*** Stored records ***
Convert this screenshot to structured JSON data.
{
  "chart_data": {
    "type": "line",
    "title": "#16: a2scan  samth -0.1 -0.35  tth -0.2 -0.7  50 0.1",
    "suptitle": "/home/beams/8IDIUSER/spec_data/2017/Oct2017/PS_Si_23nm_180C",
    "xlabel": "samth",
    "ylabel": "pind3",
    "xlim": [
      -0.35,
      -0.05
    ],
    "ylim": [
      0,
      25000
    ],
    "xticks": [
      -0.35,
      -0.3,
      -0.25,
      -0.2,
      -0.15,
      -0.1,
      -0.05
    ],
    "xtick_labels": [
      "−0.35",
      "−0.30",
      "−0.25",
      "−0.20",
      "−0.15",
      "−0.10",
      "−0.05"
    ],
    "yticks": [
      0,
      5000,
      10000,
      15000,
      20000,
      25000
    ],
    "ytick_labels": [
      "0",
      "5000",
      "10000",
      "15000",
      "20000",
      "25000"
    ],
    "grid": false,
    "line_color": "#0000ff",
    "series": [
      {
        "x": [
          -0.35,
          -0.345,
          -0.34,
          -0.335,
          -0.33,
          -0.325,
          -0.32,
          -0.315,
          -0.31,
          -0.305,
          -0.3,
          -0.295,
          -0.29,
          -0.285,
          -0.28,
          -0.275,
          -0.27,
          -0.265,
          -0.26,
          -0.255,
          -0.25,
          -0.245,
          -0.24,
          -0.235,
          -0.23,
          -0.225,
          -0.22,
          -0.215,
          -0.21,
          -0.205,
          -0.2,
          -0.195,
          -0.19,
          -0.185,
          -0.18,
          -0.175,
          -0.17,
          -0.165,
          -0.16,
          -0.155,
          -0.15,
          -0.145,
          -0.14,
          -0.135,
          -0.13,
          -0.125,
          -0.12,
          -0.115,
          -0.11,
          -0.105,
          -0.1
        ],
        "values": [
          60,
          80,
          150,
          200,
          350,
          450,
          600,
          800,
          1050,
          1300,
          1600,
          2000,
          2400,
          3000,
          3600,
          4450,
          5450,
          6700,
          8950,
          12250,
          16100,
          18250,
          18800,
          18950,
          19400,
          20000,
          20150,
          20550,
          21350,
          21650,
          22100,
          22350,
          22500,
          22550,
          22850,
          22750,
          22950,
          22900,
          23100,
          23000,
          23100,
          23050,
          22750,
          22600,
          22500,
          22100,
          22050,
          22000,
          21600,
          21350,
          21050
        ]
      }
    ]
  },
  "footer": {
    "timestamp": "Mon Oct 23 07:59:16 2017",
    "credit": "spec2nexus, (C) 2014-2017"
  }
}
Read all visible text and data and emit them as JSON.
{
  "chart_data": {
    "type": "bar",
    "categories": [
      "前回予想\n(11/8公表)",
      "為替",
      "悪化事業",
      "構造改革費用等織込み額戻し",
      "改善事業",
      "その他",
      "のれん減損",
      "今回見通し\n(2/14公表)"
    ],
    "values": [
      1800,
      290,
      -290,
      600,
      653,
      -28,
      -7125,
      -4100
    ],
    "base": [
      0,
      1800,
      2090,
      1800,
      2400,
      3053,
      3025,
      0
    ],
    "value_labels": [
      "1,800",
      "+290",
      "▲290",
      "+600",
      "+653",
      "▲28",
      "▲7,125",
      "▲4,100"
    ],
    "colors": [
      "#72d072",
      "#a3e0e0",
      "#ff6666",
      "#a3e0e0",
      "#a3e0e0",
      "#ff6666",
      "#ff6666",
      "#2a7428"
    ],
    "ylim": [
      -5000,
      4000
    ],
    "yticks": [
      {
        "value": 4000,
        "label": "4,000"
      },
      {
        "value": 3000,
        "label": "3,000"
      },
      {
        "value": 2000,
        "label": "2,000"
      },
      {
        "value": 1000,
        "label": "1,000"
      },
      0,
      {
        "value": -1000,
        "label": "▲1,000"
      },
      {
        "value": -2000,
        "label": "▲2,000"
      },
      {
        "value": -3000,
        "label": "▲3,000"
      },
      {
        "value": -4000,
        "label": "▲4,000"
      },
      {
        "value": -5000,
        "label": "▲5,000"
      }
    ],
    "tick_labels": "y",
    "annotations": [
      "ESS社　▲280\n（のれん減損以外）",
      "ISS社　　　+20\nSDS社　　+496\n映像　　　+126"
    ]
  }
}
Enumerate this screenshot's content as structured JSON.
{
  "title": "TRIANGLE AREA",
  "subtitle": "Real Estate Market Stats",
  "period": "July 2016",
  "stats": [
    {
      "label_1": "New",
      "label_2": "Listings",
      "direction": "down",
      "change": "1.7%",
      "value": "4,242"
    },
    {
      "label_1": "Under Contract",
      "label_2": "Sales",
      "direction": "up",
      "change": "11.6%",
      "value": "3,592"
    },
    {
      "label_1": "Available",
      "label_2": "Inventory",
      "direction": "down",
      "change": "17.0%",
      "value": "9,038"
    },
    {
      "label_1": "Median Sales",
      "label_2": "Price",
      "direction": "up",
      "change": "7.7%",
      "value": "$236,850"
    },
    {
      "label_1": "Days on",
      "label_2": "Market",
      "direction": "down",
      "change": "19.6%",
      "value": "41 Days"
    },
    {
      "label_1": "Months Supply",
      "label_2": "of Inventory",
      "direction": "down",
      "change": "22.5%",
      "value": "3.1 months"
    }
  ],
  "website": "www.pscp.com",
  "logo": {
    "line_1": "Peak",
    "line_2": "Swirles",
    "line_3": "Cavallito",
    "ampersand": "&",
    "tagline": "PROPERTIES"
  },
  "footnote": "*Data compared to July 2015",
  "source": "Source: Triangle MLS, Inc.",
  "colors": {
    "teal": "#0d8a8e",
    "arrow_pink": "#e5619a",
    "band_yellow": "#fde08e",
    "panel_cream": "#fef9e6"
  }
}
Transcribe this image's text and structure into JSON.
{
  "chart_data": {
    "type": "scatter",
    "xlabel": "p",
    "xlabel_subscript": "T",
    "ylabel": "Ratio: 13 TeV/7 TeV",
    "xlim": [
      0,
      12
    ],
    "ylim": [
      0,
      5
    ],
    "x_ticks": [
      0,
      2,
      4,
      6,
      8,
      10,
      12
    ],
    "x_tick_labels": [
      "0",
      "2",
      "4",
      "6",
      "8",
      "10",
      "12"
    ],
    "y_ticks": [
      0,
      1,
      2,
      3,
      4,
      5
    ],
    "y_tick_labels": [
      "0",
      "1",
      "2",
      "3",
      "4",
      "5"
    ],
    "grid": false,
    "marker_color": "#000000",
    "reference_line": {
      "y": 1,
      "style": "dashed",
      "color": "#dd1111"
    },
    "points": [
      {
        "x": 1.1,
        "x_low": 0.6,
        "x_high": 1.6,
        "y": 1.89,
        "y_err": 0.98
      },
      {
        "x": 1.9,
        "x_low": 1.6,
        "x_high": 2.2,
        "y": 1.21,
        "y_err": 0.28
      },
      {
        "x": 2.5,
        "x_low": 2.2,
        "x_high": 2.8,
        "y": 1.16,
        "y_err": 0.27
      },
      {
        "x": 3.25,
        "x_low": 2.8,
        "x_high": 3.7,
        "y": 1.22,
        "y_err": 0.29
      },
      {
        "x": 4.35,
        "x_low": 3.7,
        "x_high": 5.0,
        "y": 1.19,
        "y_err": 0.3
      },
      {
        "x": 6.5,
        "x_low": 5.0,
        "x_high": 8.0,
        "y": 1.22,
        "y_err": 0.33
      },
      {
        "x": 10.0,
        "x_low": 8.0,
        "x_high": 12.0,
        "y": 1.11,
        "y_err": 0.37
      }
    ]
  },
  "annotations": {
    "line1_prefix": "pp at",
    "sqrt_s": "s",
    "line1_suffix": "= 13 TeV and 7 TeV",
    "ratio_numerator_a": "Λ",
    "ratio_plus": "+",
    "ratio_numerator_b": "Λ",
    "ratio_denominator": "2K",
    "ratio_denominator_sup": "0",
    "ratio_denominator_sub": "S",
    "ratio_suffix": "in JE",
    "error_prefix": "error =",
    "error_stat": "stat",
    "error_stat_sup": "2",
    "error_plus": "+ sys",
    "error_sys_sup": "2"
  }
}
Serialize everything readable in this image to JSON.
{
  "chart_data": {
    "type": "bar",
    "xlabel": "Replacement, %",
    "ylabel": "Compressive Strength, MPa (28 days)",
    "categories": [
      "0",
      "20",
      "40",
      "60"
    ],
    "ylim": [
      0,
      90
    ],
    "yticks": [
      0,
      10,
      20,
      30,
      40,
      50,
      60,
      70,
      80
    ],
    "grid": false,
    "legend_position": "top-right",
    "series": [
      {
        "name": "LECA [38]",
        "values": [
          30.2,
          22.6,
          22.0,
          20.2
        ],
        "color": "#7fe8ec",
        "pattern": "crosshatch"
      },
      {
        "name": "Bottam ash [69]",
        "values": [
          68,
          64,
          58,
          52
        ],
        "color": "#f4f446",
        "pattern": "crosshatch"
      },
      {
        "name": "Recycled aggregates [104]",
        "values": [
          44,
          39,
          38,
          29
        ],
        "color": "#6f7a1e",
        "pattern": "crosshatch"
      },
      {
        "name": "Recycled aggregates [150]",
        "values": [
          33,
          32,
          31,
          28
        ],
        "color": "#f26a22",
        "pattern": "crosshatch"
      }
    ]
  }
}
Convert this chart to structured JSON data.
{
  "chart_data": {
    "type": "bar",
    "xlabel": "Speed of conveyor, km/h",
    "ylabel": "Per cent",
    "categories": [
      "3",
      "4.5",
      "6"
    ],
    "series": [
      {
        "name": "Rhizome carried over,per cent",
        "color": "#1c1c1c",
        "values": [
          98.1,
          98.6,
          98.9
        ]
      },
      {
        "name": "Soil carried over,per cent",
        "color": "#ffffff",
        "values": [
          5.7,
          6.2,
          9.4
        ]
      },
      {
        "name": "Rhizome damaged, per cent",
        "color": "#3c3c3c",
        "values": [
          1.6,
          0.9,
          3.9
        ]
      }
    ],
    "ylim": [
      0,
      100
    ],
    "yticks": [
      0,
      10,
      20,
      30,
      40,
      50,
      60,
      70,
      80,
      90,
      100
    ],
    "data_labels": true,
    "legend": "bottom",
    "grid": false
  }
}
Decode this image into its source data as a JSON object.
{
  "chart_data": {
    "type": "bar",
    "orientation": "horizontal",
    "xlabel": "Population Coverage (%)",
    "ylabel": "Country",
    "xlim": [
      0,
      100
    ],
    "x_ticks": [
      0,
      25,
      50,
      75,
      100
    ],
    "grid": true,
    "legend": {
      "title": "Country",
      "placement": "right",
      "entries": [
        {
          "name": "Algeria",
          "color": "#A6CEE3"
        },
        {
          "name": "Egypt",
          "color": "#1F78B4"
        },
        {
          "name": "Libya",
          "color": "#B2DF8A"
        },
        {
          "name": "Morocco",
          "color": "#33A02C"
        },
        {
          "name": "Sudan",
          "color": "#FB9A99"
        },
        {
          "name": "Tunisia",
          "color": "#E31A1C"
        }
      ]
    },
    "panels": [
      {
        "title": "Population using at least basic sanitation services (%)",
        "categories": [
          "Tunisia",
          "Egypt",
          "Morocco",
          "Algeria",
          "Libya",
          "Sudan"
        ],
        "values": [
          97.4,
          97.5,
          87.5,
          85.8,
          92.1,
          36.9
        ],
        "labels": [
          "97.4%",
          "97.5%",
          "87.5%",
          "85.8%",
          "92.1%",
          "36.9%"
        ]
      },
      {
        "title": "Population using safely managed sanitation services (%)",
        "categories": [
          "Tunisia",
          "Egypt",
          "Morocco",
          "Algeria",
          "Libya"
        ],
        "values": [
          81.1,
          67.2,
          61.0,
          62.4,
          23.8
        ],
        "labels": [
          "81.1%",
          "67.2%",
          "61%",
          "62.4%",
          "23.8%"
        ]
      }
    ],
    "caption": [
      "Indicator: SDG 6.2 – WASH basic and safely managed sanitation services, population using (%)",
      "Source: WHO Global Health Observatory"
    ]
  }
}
***
» What you should do
Show each line holding the word "right".

» Response
    "legend_position": "top-right",
      "placement": "right",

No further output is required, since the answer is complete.